- **Exercise aim**
All of the data that follows should be output again without any alteration.

- **Data**

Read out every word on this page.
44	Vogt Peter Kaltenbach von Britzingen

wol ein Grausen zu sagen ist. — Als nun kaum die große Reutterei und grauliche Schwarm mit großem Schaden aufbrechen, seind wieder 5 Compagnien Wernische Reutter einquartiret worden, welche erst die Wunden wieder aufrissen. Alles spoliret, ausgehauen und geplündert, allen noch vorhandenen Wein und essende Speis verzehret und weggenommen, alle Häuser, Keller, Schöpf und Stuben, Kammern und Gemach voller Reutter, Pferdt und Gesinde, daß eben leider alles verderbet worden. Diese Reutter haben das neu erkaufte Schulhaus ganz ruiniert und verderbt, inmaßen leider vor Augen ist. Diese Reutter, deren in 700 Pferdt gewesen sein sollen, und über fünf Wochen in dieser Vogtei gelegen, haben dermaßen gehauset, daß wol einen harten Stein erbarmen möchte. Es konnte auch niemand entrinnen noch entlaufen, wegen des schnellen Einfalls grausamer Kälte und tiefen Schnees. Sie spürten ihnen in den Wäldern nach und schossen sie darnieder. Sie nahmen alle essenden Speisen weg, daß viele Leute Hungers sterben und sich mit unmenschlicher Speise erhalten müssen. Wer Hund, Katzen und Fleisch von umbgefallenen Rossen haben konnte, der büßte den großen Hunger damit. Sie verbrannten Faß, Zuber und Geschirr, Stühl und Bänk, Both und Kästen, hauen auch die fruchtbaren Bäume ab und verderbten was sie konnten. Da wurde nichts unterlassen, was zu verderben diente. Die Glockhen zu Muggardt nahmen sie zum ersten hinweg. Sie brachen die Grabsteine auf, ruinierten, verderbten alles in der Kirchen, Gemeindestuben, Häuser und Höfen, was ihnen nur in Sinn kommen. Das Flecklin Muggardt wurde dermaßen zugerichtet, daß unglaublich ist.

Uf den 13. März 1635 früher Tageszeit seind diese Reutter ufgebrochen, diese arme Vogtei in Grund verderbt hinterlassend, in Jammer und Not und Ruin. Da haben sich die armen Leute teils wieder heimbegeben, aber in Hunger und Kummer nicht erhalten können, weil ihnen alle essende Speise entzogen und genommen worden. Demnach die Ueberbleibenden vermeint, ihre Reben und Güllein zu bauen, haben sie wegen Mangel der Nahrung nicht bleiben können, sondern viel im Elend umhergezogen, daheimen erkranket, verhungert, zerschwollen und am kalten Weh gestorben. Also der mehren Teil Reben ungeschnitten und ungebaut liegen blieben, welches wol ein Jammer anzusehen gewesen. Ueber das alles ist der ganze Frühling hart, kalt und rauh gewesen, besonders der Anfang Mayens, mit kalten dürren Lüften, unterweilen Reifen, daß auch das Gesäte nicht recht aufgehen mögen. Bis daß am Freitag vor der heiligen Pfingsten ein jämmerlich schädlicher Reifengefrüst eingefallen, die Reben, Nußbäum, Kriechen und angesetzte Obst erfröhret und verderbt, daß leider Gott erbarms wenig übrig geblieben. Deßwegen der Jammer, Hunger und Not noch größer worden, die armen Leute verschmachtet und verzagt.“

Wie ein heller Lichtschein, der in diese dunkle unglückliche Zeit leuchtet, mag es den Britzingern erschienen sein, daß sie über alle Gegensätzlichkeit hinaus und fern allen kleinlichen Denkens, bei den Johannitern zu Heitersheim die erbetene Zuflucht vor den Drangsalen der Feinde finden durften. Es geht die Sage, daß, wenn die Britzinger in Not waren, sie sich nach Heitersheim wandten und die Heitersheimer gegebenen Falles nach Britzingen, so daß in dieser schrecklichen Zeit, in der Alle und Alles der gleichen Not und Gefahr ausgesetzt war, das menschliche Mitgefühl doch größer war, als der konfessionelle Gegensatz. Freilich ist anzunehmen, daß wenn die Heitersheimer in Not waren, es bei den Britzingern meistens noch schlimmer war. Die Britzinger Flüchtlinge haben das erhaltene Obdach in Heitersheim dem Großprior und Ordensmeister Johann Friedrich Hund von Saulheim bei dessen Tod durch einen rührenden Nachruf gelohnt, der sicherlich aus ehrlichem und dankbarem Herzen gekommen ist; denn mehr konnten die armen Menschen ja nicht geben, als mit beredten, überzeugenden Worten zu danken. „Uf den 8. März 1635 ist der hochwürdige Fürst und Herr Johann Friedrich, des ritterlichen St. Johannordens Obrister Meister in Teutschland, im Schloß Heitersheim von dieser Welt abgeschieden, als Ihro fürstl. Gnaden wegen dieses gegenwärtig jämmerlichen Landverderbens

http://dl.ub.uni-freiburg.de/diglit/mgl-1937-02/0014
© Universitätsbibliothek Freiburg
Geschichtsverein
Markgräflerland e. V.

- **Written answer**
Read out every word on this page.
44	Vogt Peter Kaltenbach von Britzingen

wol ein Grausen zu sagen ist. — Als nun kaum die große Reutterei und grauliche Schwarm mit großem Schaden aufbrechen, seind wieder 5 Compagnien Wernische Reutter einquartiret worden, welche erst die Wunden wieder aufrissen. Alles spoliret, ausgehauen und geplündert, allen noch vorhandenen Wein und essende Speis verzehret und weggenommen, alle Häuser, Keller, Schöpf und Stuben, Kammern und Gemach voller Reutter, Pferdt und Gesinde, daß eben leider alles verderbet worden. Diese Reutter haben das neu erkaufte Schulhaus ganz ruiniert und verderbt, inmaßen leider vor Augen ist. Diese Reutter, deren in 700 Pferdt gewesen sein sollen, und über fünf Wochen in dieser Vogtei gelegen, haben dermaßen gehauset, daß wol einen harten Stein erbarmen möchte. Es konnte auch niemand entrinnen noch entlaufen, wegen des schnellen Einfalls grausamer Kälte und tiefen Schnees. Sie spürten ihnen in den Wäldern nach und schossen sie darnieder. Sie nahmen alle essenden Speisen weg, daß viele Leute Hungers sterben und sich mit unmenschlicher Speise erhalten müssen. Wer Hund, Katzen und Fleisch von umbgefallenen Rossen haben konnte, der büßte den großen Hunger damit. Sie verbrannten Faß, Zuber und Geschirr, Stühl und Bänk, Both und Kästen, hauen auch die fruchtbaren Bäume ab und verderbten was sie konnten. Da wurde nichts unterlassen, was zu verderben diente. Die Glockhen zu Muggardt nahmen sie zum ersten hinweg. Sie brachen die Grabsteine auf, ruinierten, verderbten alles in der Kirchen, Gemeindestuben, Häuser und Höfen, was ihnen nur in Sinn kommen. Das Flecklin Muggardt wurde dermaßen zugerichtet, daß unglaublich ist.

Uf den 13. März 1635 früher Tageszeit seind diese Reutter ufgebrochen, diese arme Vogtei in Grund verderbt hinterlassend, in Jammer und Not und Ruin. Da haben sich die armen Leute teils wieder heimbegeben, aber in Hunger und Kummer nicht erhalten können, weil ihnen alle essende Speise entzogen und genommen worden. Demnach die Ueberbleibenden vermeint, ihre Reben und Güllein zu bauen, haben sie wegen Mangel der Nahrung nicht bleiben können, sondern viel im Elend umhergezogen, daheimen erkranket, verhungert, zerschwollen und am kalten Weh gestorben. Also der mehren Teil Reben ungeschnitten und ungebaut liegen blieben, welches wol ein Jammer anzusehen gewesen. Ueber das alles ist der ganze Frühling hart, kalt und rauh gewesen, besonders der Anfang Mayens, mit kalten dürren Lüften, unterweilen Reifen, daß auch das Gesäte nicht recht aufgehen mögen. Bis daß am Freitag vor der heiligen Pfingsten ein jämmerlich schädlicher Reifengefrüst eingefallen, die Reben, Nußbäum, Kriechen und angesetzte Obst erfröhret und verderbt, daß leider Gott erbarms wenig übrig geblieben. Deßwegen der Jammer, Hunger und Not noch größer worden, die armen Leute verschmachtet und verzagt.“

Wie ein heller Lichtschein, der in diese dunkle unglückliche Zeit leuchtet, mag es den Britzingern erschienen sein, daß sie über alle Gegensätzlichkeit hinaus und fern allen kleinlichen Denkens, bei den Johannitern zu Heitersheim die erbetene Zuflucht vor den Drangsalen der Feinde finden durften. Es geht die Sage, daß, wenn die Britzinger in Not waren, sie sich nach Heitersheim wandten und die Heitersheimer gegebenen Falles nach Britzingen, so daß in dieser schrecklichen Zeit, in der Alle und Alles der gleichen Not und Gefahr ausgesetzt war, das menschliche Mitgefühl doch größer war, als der konfessionelle Gegensatz. Freilich ist anzunehmen, daß wenn die Heitersheimer in Not waren, es bei den Britzingern meistens noch schlimmer war. Die Britzinger Flüchtlinge haben das erhaltene Obdach in Heitersheim dem Großprior und Ordensmeister Johann Friedrich Hund von Saulheim bei dessen Tod durch einen rührenden Nachruf gelohnt, der sicherlich aus ehrlichem und dankbarem Herzen gekommen ist; denn mehr konnten die armen Menschen ja nicht geben, als mit beredten, überzeugenden Worten zu danken. „Uf den 8. März 1635 ist der hochwürdige Fürst und Herr Johann Friedrich, des ritterlichen St. Johannordens Obrister Meister in Teutschland, im Schloß Heitersheim von dieser Welt abgeschieden, als Ihro fürstl. Gnaden wegen dieses gegenwärtig jämmerlichen Landverderbens

http://dl.ub.uni-freiburg.de/diglit/mgl-1937-02/0014
© Universitätsbibliothek Freiburg
Geschichtsverein
Markgräflerland e. V.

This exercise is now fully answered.